Omit all pictures and give the records below again exactly as written.

--- START OF Material shown ---

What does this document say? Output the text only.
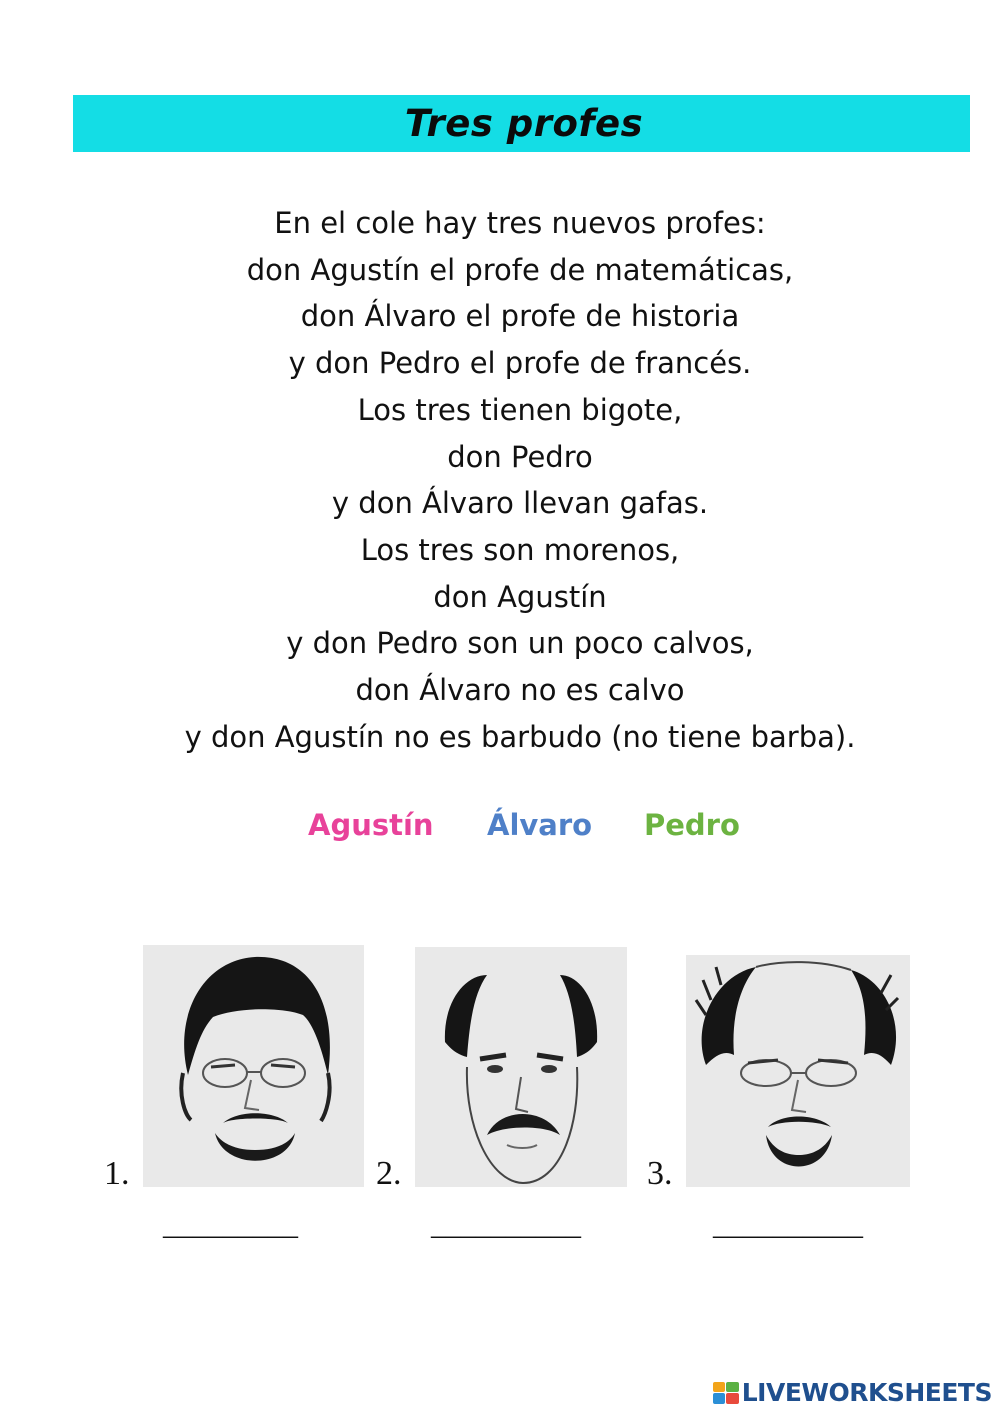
Tres profes
En el cole hay tres nuevos profes:
don Agustín el profe de matemáticas,
don Álvaro el profe de historia
y don Pedro el profe de francés.
Los tres tienen bigote,
don Pedro
y don Álvaro llevan gafas.
Los tres son morenos,
don Agustín
y don Pedro son un poco calvos,
don Álvaro no es calvo
y don Agustín no es barbudo (no tiene barba).
Agustín Álvaro Pedro
1.	2.	3.
_________	__________	__________
LIVEWORKSHEETS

--- END OF Material shown ---

▶ Solution below:
What does this document say? Output the text only.
Tres profes
En el cole hay tres nuevos profes:
don Agustín el profe de matemáticas,
don Álvaro el profe de historia
y don Pedro el profe de francés.
Los tres tienen bigote,
don Pedro
y don Álvaro llevan gafas.
Los tres son morenos,
don Agustín
y don Pedro son un poco calvos,
don Álvaro no es calvo
y don Agustín no es barbudo (no tiene barba).
Agustín Álvaro Pedro
1.	2.	3.
_________	__________	__________
LIVEWORKSHEETS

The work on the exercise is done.